WHAT YOU ARE ASKED TO DO -> Omit any picture, and return the remaining data exactly as written.

Saved data entries:
****************
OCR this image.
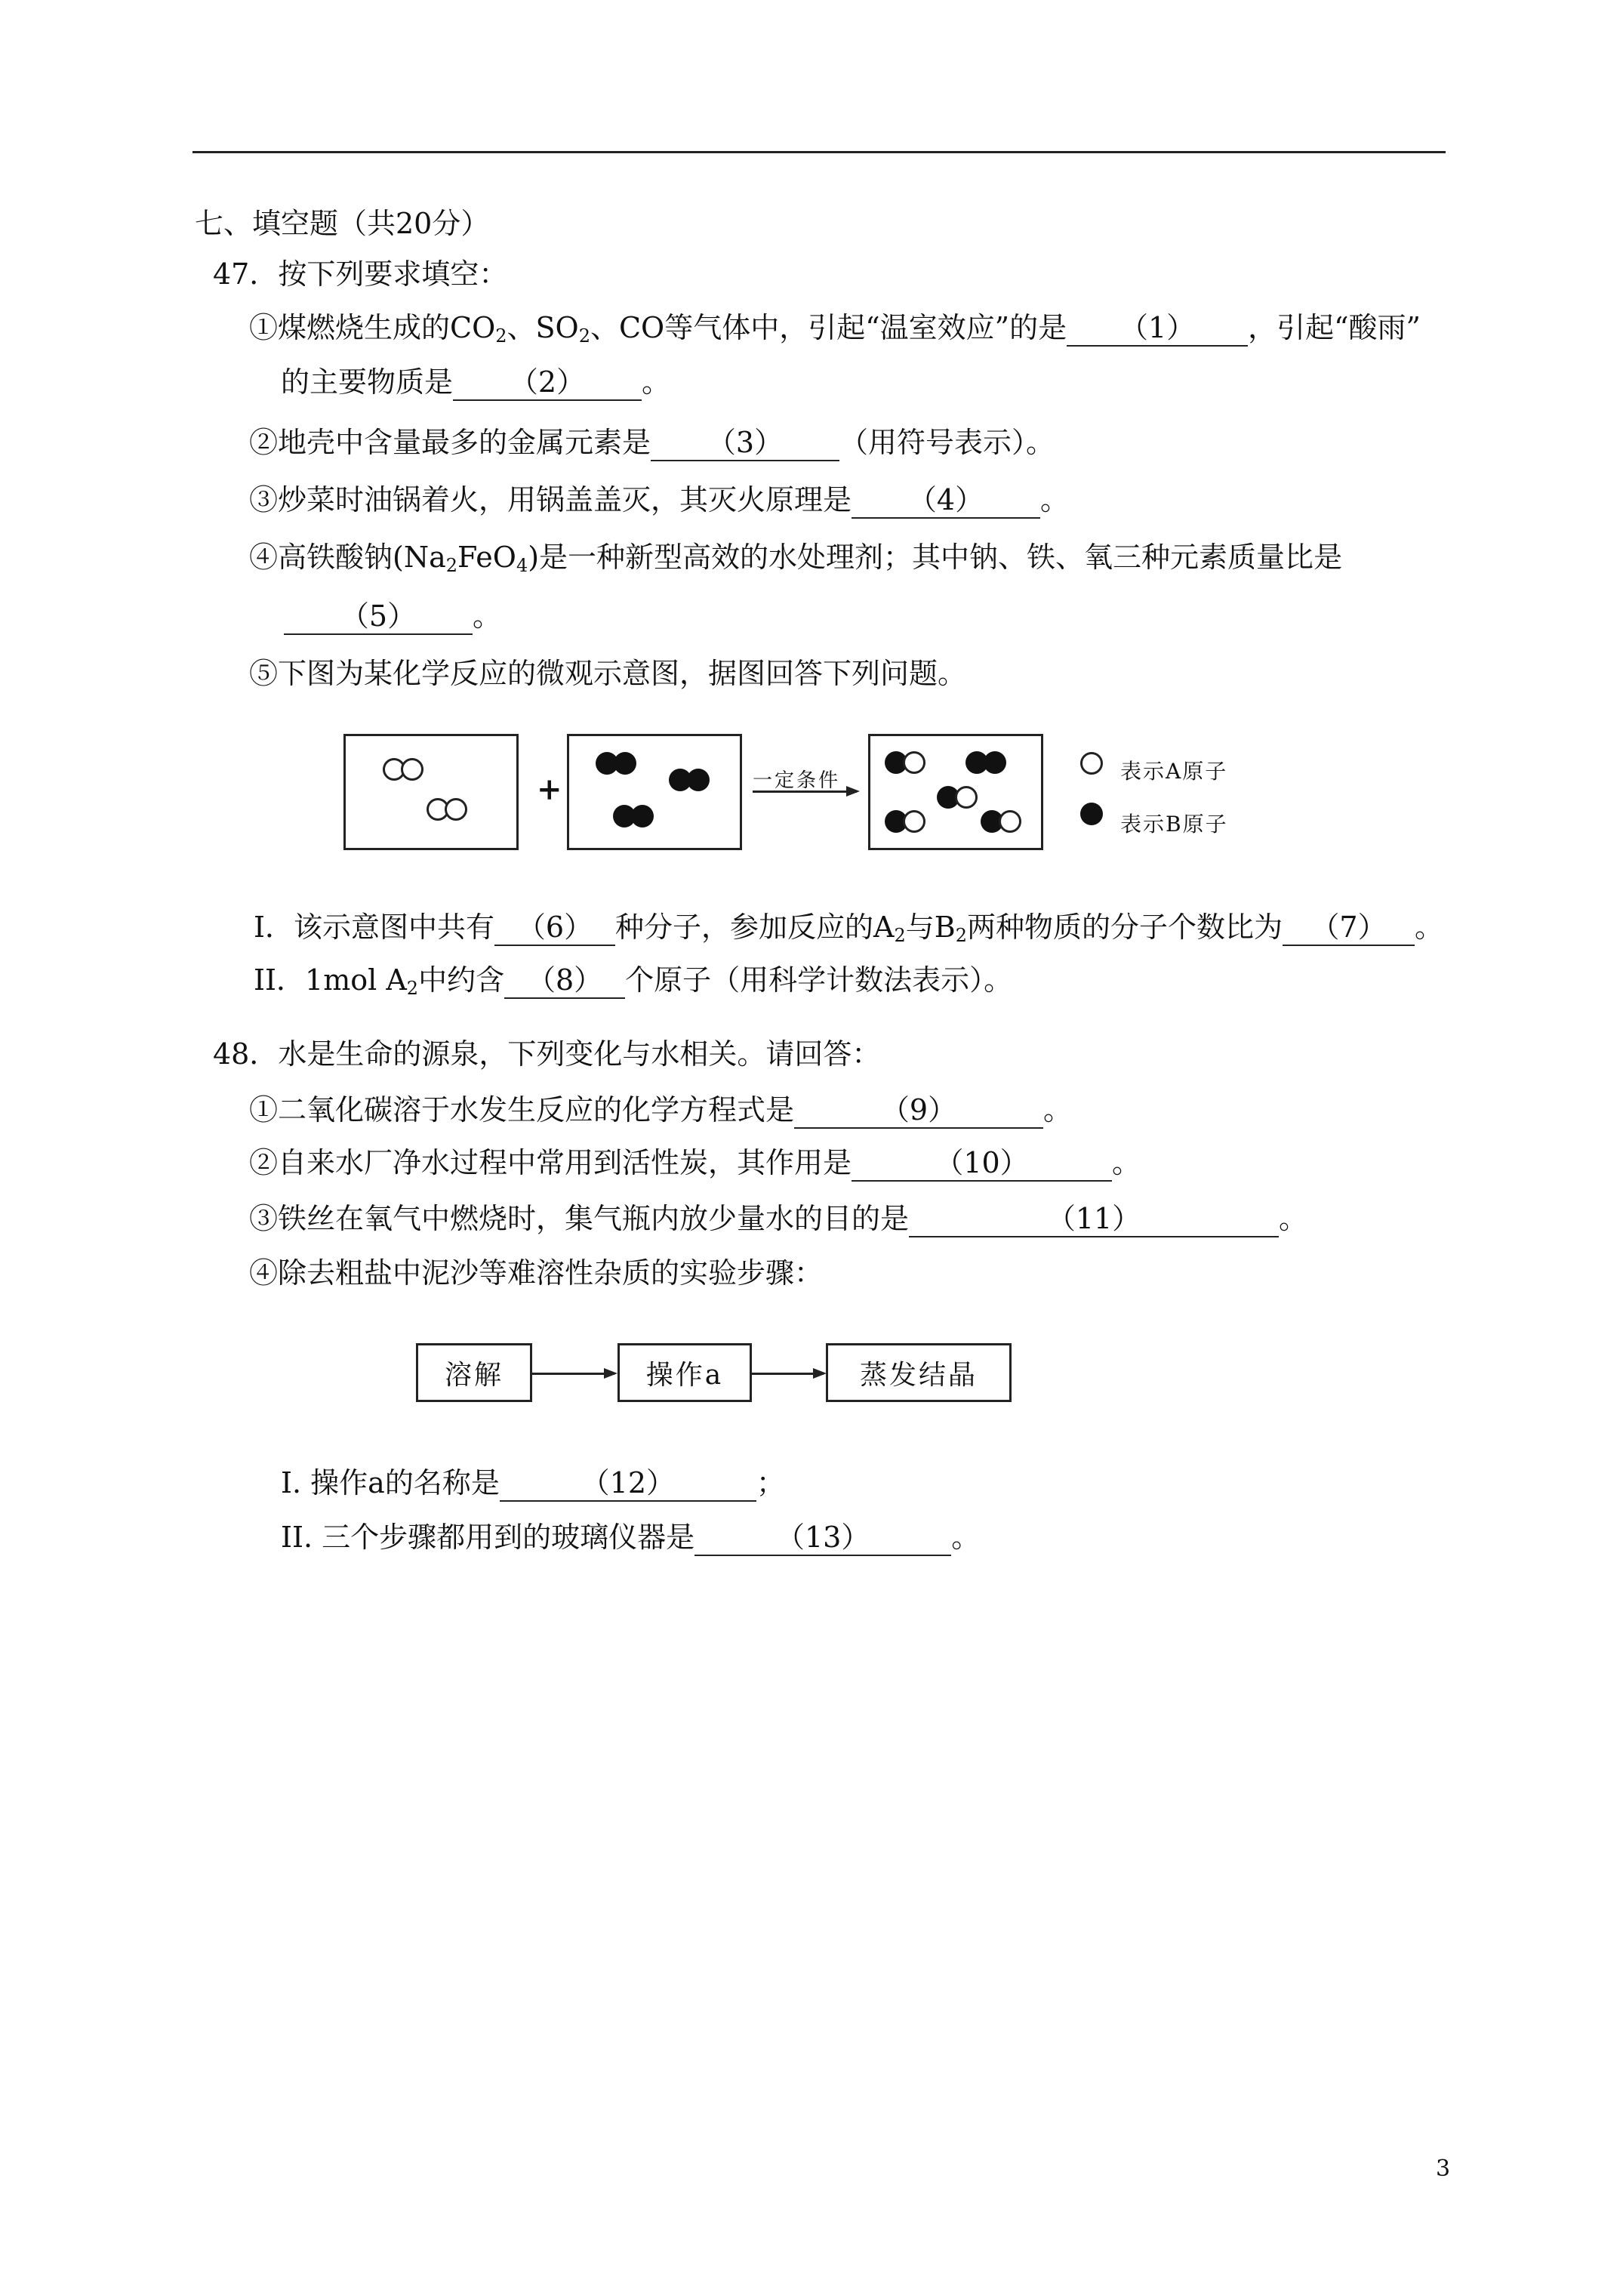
七、填空题（共20分）
47．按下列要求填空：
①煤燃烧生成的$CO_2$、$SO_2$、CO等气体中，引起“温室效应”的是 （1） ，引起“酸雨”
的主要物质是 （2） 。
②地壳中含量最多的金属元素是 （3） （用符号表示）。
③炒菜时油锅着火，用锅盖盖灭，其灭火原理是 （4） 。
④高铁酸钠$(Na_2FeO_4)$是一种新型高效的水处理剂；其中钠、铁、氧三种元素质量比是
（5） 。
⑤下图为某化学反应的微观示意图，据图回答下列问题。
+	一定条件	表示A原子
表示B原子
I．该示意图中共有 （6） 种分子，参加反应的$A_2$与$B_2$两种物质的分子个数比为 （7） 。
II．1mol $A_2$中约含 （8） 个原子（用科学计数法表示）。
48．水是生命的源泉，下列变化与水相关。请回答：
①二氧化碳溶于水发生反应的化学方程式是	（9）	。
②自来水厂净水过程中常用到活性炭，其作用是	（10）	。
③铁丝在氧气中燃烧时，集气瓶内放少量水的目的是	（11）	。
④除去粗盐中泥沙等难溶性杂质的实验步骤：
溶解	操作a	蒸发结晶
I. 操作a的名称是	（12）	；
II. 三个步骤都用到的玻璃仪器是	（13）	。
3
****************
REPLY TO THE EXERCISE ->
OCR this image.
七、填空题（共20分）
47．按下列要求填空：
①煤燃烧生成的$CO_2$、$SO_2$、CO等气体中，引起“温室效应”的是 （1） ，引起“酸雨”
的主要物质是 （2） 。
②地壳中含量最多的金属元素是 （3） （用符号表示）。
③炒菜时油锅着火，用锅盖盖灭，其灭火原理是 （4） 。
④高铁酸钠$(Na_2FeO_4)$是一种新型高效的水处理剂；其中钠、铁、氧三种元素质量比是
（5） 。
⑤下图为某化学反应的微观示意图，据图回答下列问题。
+	一定条件	表示A原子
表示B原子
I．该示意图中共有 （6） 种分子，参加反应的$A_2$与$B_2$两种物质的分子个数比为 （7） 。
II．1mol $A_2$中约含 （8） 个原子（用科学计数法表示）。
48．水是生命的源泉，下列变化与水相关。请回答：
①二氧化碳溶于水发生反应的化学方程式是	（9）	。
②自来水厂净水过程中常用到活性炭，其作用是	（10）	。
③铁丝在氧气中燃烧时，集气瓶内放少量水的目的是	（11）	。
④除去粗盐中泥沙等难溶性杂质的实验步骤：
溶解	操作a	蒸发结晶
I. 操作a的名称是	（12）	；
II. 三个步骤都用到的玻璃仪器是	（13）	。
3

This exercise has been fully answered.